WHAT IS REQUIRED:
Each record must be reproduced exactly as it is shown.

────────────────

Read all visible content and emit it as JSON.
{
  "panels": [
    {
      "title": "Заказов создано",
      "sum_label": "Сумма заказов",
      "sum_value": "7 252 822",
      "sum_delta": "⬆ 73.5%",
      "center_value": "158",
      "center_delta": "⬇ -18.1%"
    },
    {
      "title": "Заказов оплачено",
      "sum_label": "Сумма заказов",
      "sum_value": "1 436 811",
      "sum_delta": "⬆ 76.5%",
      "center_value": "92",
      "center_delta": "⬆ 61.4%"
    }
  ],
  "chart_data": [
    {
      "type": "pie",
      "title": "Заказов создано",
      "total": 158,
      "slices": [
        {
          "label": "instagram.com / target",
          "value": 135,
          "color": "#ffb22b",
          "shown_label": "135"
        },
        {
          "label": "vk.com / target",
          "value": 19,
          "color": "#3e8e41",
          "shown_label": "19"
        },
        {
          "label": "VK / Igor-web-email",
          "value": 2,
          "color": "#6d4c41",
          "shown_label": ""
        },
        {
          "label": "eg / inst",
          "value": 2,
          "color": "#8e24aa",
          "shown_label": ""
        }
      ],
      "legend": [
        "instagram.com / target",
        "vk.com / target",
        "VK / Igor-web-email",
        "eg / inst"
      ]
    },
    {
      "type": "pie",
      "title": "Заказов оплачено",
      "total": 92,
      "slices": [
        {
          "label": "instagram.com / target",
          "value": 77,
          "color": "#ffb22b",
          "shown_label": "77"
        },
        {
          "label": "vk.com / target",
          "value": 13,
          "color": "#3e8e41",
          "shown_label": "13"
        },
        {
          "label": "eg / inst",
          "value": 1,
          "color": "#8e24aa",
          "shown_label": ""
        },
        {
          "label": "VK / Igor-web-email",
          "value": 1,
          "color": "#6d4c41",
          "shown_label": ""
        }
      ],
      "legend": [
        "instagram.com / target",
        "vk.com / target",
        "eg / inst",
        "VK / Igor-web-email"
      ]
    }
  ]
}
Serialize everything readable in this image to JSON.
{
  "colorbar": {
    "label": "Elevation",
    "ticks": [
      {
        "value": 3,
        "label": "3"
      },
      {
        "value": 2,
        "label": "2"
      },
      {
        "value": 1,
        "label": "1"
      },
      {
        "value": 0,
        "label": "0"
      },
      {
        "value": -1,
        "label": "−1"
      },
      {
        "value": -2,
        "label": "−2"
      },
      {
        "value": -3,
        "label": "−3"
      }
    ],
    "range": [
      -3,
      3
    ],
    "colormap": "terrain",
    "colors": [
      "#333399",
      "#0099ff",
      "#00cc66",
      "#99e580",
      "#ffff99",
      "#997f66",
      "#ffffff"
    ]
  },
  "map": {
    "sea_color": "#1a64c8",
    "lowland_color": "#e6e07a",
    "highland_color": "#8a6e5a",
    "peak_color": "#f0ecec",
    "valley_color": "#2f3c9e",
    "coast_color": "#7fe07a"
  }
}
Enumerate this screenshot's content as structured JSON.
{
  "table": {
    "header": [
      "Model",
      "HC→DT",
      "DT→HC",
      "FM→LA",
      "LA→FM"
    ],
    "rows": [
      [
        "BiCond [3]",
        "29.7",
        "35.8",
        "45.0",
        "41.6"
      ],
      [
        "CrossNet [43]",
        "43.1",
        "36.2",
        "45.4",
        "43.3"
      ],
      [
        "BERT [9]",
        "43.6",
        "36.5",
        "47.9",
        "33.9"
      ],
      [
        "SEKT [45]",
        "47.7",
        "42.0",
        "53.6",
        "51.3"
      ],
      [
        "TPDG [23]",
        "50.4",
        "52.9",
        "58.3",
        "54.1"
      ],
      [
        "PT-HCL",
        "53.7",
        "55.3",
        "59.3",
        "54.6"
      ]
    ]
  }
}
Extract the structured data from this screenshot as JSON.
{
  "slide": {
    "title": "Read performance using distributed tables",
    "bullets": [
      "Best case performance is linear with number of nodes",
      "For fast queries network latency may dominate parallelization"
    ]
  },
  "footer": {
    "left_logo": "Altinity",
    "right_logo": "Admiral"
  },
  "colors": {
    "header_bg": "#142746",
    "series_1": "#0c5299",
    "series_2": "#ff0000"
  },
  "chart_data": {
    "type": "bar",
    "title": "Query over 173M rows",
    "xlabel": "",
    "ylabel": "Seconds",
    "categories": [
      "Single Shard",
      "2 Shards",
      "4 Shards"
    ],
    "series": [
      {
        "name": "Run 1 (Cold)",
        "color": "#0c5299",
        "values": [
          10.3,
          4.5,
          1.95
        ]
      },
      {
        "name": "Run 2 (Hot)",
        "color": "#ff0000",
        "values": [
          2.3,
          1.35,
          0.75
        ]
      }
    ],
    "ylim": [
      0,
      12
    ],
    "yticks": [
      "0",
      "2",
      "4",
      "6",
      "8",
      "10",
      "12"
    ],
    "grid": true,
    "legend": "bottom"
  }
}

────────────────

EXERCISE SOLUTION:
Read all visible content and emit it as JSON.
{
  "panels": [
    {
      "title": "Заказов создано",
      "sum_label": "Сумма заказов",
      "sum_value": "7 252 822",
      "sum_delta": "⬆ 73.5%",
      "center_value": "158",
      "center_delta": "⬇ -18.1%"
    },
    {
      "title": "Заказов оплачено",
      "sum_label": "Сумма заказов",
      "sum_value": "1 436 811",
      "sum_delta": "⬆ 76.5%",
      "center_value": "92",
      "center_delta": "⬆ 61.4%"
    }
  ],
  "chart_data": [
    {
      "type": "pie",
      "title": "Заказов создано",
      "total": 158,
      "slices": [
        {
          "label": "instagram.com / target",
          "value": 135,
          "color": "#ffb22b",
          "shown_label": "135"
        },
        {
          "label": "vk.com / target",
          "value": 19,
          "color": "#3e8e41",
          "shown_label": "19"
        },
        {
          "label": "VK / Igor-web-email",
          "value": 2,
          "color": "#6d4c41",
          "shown_label": ""
        },
        {
          "label": "eg / inst",
          "value": 2,
          "color": "#8e24aa",
          "shown_label": ""
        }
      ],
      "legend": [
        "instagram.com / target",
        "vk.com / target",
        "VK / Igor-web-email",
        "eg / inst"
      ]
    },
    {
      "type": "pie",
      "title": "Заказов оплачено",
      "total": 92,
      "slices": [
        {
          "label": "instagram.com / target",
          "value": 77,
          "color": "#ffb22b",
          "shown_label": "77"
        },
        {
          "label": "vk.com / target",
          "value": 13,
          "color": "#3e8e41",
          "shown_label": "13"
        },
        {
          "label": "eg / inst",
          "value": 1,
          "color": "#8e24aa",
          "shown_label": ""
        },
        {
          "label": "VK / Igor-web-email",
          "value": 1,
          "color": "#6d4c41",
          "shown_label": ""
        }
      ],
      "legend": [
        "instagram.com / target",
        "vk.com / target",
        "eg / inst",
        "VK / Igor-web-email"
      ]
    }
  ]
}
Serialize everything readable in this image to JSON.
{
  "colorbar": {
    "label": "Elevation",
    "ticks": [
      {
        "value": 3,
        "label": "3"
      },
      {
        "value": 2,
        "label": "2"
      },
      {
        "value": 1,
        "label": "1"
      },
      {
        "value": 0,
        "label": "0"
      },
      {
        "value": -1,
        "label": "−1"
      },
      {
        "value": -2,
        "label": "−2"
      },
      {
        "value": -3,
        "label": "−3"
      }
    ],
    "range": [
      -3,
      3
    ],
    "colormap": "terrain",
    "colors": [
      "#333399",
      "#0099ff",
      "#00cc66",
      "#99e580",
      "#ffff99",
      "#997f66",
      "#ffffff"
    ]
  },
  "map": {
    "sea_color": "#1a64c8",
    "lowland_color": "#e6e07a",
    "highland_color": "#8a6e5a",
    "peak_color": "#f0ecec",
    "valley_color": "#2f3c9e",
    "coast_color": "#7fe07a"
  }
}
Enumerate this screenshot's content as structured JSON.
{
  "table": {
    "header": [
      "Model",
      "HC→DT",
      "DT→HC",
      "FM→LA",
      "LA→FM"
    ],
    "rows": [
      [
        "BiCond [3]",
        "29.7",
        "35.8",
        "45.0",
        "41.6"
      ],
      [
        "CrossNet [43]",
        "43.1",
        "36.2",
        "45.4",
        "43.3"
      ],
      [
        "BERT [9]",
        "43.6",
        "36.5",
        "47.9",
        "33.9"
      ],
      [
        "SEKT [45]",
        "47.7",
        "42.0",
        "53.6",
        "51.3"
      ],
      [
        "TPDG [23]",
        "50.4",
        "52.9",
        "58.3",
        "54.1"
      ],
      [
        "PT-HCL",
        "53.7",
        "55.3",
        "59.3",
        "54.6"
      ]
    ]
  }
}
Extract the structured data from this screenshot as JSON.
{
  "slide": {
    "title": "Read performance using distributed tables",
    "bullets": [
      "Best case performance is linear with number of nodes",
      "For fast queries network latency may dominate parallelization"
    ]
  },
  "footer": {
    "left_logo": "Altinity",
    "right_logo": "Admiral"
  },
  "colors": {
    "header_bg": "#142746",
    "series_1": "#0c5299",
    "series_2": "#ff0000"
  },
  "chart_data": {
    "type": "bar",
    "title": "Query over 173M rows",
    "xlabel": "",
    "ylabel": "Seconds",
    "categories": [
      "Single Shard",
      "2 Shards",
      "4 Shards"
    ],
    "series": [
      {
        "name": "Run 1 (Cold)",
        "color": "#0c5299",
        "values": [
          10.3,
          4.5,
          1.95
        ]
      },
      {
        "name": "Run 2 (Hot)",
        "color": "#ff0000",
        "values": [
          2.3,
          1.35,
          0.75
        ]
      }
    ],
    "ylim": [
      0,
      12
    ],
    "yticks": [
      "0",
      "2",
      "4",
      "6",
      "8",
      "10",
      "12"
    ],
    "grid": true,
    "legend": "bottom"
  }
}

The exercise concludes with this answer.